Saved data entries:
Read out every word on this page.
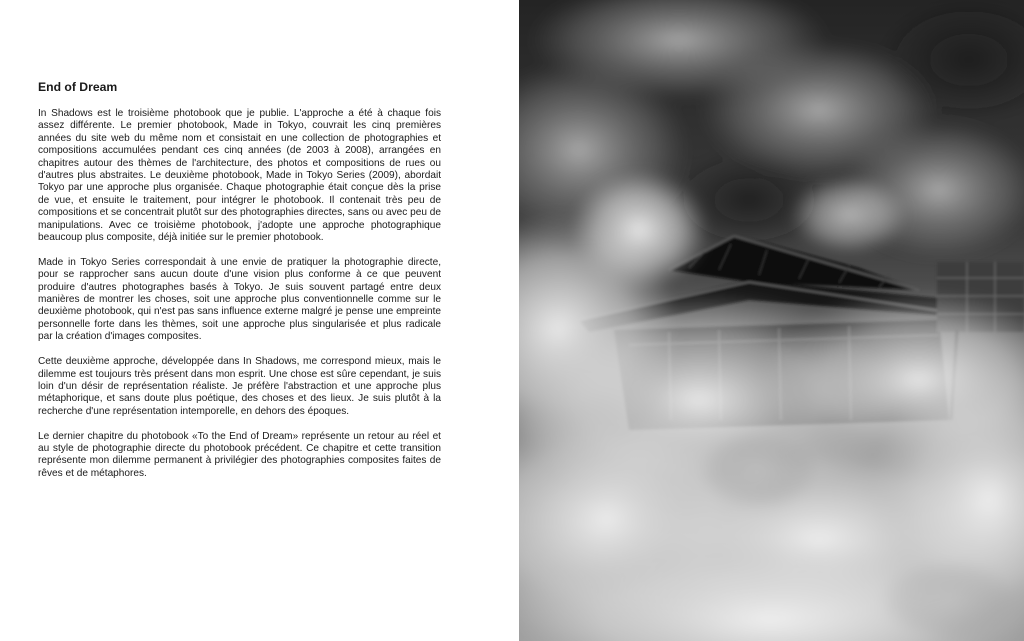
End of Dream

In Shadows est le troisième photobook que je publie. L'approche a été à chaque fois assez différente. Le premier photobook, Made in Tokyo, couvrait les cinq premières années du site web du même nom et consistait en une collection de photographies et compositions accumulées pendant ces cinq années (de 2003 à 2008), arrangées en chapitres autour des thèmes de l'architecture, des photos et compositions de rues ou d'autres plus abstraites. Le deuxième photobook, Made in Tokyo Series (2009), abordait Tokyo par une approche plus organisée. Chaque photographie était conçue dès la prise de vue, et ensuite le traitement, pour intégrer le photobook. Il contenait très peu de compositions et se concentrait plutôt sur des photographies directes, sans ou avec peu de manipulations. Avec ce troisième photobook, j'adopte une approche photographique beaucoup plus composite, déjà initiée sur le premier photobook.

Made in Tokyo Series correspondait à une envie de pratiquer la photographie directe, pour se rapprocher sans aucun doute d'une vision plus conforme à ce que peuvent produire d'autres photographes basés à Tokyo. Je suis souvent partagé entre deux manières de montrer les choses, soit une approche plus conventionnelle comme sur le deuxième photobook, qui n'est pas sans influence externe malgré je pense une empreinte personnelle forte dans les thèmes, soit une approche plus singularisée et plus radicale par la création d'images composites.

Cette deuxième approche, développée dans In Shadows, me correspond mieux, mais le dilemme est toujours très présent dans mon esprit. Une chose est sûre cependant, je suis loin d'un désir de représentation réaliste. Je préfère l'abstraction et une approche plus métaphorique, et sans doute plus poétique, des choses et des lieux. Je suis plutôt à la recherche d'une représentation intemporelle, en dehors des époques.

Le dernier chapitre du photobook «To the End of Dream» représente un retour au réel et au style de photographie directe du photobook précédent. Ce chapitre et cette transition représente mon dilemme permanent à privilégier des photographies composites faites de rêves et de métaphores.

--

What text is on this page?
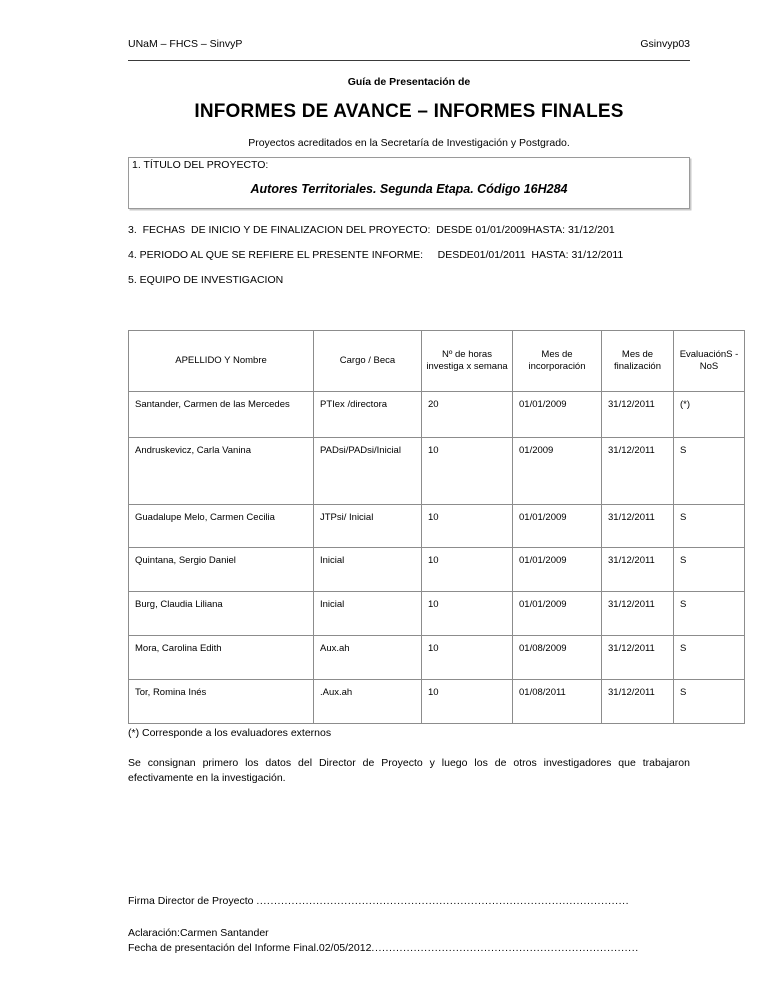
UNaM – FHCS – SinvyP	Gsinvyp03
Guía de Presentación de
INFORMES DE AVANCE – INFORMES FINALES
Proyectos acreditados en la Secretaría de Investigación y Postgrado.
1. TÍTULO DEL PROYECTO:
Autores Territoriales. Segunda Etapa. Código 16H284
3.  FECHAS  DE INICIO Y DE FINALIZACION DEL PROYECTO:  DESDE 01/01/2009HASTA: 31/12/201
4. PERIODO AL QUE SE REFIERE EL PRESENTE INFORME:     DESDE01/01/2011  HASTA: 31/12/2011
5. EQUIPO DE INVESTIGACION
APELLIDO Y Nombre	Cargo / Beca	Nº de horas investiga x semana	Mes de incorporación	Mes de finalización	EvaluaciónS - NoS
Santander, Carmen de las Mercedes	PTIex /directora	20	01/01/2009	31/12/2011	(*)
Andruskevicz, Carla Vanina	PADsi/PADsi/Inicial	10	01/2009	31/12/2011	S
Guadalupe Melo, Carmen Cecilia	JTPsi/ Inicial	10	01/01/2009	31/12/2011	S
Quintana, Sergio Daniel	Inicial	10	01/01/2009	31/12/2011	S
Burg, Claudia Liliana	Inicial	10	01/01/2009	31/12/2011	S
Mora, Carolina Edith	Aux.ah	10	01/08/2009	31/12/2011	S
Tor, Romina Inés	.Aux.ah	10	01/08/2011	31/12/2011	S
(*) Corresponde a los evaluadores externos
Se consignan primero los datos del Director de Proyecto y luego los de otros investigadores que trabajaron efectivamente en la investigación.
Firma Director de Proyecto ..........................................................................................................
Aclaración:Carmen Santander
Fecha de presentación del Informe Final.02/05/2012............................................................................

--

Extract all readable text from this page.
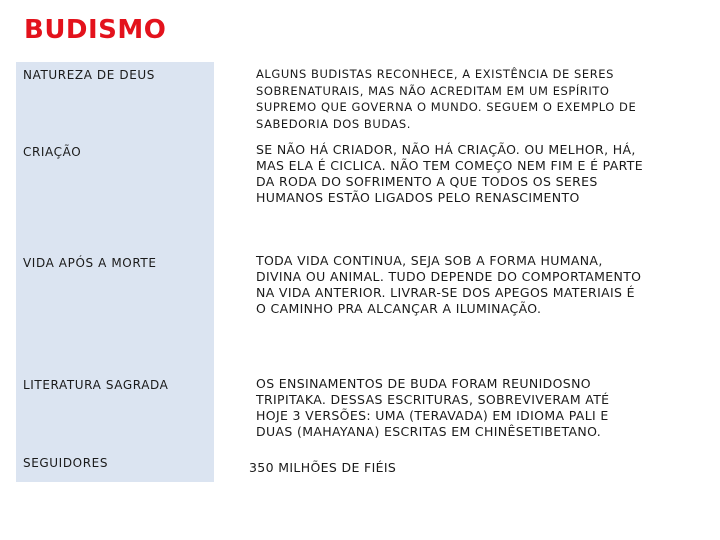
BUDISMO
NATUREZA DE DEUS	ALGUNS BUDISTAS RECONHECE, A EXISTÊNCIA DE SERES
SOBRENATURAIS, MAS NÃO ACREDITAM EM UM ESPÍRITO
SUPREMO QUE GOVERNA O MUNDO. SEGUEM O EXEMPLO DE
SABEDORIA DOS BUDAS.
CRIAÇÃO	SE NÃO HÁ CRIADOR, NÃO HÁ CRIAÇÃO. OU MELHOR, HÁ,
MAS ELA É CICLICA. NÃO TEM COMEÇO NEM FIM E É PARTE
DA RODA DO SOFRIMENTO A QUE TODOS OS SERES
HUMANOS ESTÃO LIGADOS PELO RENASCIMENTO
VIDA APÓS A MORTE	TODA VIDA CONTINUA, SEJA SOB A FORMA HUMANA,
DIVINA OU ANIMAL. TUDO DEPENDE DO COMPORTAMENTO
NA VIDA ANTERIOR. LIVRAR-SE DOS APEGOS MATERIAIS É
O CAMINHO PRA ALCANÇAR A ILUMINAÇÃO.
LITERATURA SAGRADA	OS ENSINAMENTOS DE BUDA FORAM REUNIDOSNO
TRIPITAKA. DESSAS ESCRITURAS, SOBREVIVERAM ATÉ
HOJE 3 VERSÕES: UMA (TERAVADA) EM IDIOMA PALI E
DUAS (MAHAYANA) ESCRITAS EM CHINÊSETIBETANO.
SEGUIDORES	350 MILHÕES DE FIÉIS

- Work required: Scan the data for the word "Carmen" and copy every line where it shows up.

- Result of the task:
Santander, Carmen de las Mercedes	PTIex /directora	20	01/01/2009	31/12/2011	(*)
Guadalupe Melo, Carmen Cecilia	JTPsi/ Inicial	10	01/01/2009	31/12/2011	S
Aclaración:Carmen Santander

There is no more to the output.